• **Exercise details**
Give the number of lines holding the string "comunicazione", and nothing else.
## START Exercise material
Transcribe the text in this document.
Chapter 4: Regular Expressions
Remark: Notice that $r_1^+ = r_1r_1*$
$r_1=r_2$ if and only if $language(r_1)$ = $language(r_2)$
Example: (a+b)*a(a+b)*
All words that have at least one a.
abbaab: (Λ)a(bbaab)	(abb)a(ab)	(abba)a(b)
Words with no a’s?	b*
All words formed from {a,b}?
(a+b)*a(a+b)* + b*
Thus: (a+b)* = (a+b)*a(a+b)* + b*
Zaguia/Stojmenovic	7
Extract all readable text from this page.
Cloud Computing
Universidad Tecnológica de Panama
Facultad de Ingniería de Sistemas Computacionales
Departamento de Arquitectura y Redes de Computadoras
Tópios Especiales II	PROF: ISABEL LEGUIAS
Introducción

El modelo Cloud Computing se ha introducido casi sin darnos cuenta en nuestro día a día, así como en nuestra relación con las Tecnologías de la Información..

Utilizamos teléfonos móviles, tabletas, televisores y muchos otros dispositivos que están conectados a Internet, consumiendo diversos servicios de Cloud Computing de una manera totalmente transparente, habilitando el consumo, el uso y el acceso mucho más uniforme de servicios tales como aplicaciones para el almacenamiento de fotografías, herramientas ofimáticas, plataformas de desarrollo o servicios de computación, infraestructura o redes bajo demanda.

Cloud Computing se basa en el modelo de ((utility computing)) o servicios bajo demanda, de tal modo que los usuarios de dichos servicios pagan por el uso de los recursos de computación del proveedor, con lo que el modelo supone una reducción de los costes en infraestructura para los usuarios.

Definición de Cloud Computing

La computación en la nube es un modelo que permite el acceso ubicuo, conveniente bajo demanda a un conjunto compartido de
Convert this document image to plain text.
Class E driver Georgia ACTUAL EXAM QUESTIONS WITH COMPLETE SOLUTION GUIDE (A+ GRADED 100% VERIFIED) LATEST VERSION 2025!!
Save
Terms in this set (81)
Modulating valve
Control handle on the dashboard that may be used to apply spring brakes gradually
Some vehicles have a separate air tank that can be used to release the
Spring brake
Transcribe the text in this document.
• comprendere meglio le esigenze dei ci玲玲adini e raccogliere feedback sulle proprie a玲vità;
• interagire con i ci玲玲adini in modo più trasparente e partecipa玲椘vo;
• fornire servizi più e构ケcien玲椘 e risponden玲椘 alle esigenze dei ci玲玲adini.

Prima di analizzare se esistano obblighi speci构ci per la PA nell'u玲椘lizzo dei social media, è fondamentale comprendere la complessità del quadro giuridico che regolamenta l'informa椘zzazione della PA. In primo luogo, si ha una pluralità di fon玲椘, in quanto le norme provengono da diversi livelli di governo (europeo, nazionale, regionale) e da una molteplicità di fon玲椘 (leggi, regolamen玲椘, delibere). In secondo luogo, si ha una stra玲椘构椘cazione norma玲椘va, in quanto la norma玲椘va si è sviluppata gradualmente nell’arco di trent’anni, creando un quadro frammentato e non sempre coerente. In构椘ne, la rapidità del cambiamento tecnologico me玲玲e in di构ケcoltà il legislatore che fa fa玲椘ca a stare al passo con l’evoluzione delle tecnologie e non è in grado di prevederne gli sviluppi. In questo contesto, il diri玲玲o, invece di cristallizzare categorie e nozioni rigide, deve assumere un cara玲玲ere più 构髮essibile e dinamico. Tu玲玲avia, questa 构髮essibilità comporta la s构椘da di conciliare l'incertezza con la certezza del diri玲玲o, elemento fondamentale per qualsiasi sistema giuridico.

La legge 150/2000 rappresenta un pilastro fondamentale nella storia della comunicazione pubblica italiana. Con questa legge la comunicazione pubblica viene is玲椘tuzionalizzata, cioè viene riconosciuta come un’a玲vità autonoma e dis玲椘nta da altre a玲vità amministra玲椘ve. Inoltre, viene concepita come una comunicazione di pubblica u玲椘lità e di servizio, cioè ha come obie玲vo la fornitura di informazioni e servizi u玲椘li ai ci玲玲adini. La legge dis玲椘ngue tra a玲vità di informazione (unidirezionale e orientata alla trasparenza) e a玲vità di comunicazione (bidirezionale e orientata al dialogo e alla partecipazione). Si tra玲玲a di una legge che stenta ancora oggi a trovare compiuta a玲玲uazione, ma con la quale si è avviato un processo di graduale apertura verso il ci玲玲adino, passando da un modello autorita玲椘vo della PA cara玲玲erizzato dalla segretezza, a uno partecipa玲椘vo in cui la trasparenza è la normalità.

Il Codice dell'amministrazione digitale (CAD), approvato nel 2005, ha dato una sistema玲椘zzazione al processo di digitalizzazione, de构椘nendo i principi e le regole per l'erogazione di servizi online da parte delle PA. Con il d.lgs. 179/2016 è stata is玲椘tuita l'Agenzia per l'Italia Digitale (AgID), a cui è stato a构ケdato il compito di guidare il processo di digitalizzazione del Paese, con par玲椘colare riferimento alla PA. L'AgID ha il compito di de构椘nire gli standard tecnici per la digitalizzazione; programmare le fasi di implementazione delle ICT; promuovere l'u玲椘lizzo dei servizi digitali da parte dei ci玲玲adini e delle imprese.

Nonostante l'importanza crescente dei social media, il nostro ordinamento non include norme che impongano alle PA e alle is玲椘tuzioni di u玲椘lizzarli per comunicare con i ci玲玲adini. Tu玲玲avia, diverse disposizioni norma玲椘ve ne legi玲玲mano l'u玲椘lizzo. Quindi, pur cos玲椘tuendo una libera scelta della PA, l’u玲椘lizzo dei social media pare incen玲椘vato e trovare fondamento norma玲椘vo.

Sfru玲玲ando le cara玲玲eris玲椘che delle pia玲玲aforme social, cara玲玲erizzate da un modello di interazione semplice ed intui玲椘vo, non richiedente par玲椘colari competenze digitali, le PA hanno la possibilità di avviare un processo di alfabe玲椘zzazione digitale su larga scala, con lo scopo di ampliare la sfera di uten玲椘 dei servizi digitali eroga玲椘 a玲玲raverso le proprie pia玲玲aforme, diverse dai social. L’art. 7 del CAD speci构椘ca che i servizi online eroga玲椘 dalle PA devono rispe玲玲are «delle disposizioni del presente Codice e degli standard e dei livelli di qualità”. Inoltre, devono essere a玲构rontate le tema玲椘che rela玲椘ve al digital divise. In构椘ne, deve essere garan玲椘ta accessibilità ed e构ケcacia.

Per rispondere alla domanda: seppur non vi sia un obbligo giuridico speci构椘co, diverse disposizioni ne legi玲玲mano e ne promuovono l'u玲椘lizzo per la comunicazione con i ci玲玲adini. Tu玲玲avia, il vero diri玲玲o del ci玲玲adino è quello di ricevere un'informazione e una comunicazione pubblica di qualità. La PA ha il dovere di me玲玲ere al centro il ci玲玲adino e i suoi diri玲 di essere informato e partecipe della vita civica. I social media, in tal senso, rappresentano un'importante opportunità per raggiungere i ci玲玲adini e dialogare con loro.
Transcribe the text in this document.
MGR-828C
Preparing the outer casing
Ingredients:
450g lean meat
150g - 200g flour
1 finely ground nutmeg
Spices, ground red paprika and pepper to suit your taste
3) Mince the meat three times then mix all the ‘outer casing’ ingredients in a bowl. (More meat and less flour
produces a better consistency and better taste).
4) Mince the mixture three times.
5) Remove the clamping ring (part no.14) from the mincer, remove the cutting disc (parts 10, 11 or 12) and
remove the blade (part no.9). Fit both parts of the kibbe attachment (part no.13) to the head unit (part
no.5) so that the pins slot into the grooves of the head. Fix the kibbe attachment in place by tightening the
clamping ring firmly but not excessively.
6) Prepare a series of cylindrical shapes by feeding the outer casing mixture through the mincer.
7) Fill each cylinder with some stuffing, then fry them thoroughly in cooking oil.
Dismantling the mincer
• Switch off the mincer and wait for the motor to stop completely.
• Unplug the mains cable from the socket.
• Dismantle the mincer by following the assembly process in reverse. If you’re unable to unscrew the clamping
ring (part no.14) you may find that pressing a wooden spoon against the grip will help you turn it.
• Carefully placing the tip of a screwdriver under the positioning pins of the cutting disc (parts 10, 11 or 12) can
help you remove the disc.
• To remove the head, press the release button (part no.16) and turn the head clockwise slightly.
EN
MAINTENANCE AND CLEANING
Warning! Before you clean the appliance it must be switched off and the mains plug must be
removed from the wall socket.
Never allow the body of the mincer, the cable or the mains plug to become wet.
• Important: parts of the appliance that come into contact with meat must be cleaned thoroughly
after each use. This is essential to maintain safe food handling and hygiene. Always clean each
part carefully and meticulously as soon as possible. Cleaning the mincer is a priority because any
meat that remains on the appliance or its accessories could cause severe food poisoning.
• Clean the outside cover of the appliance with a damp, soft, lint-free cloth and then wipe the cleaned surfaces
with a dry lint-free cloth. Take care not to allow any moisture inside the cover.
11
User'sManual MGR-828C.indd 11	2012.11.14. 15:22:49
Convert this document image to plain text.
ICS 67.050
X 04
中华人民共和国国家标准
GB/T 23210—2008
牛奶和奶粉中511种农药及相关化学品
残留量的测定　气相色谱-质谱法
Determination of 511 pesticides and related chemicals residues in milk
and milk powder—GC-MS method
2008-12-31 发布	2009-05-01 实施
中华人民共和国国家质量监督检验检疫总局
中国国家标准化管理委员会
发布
## END Exercise material
• **Reply to the exercise**
2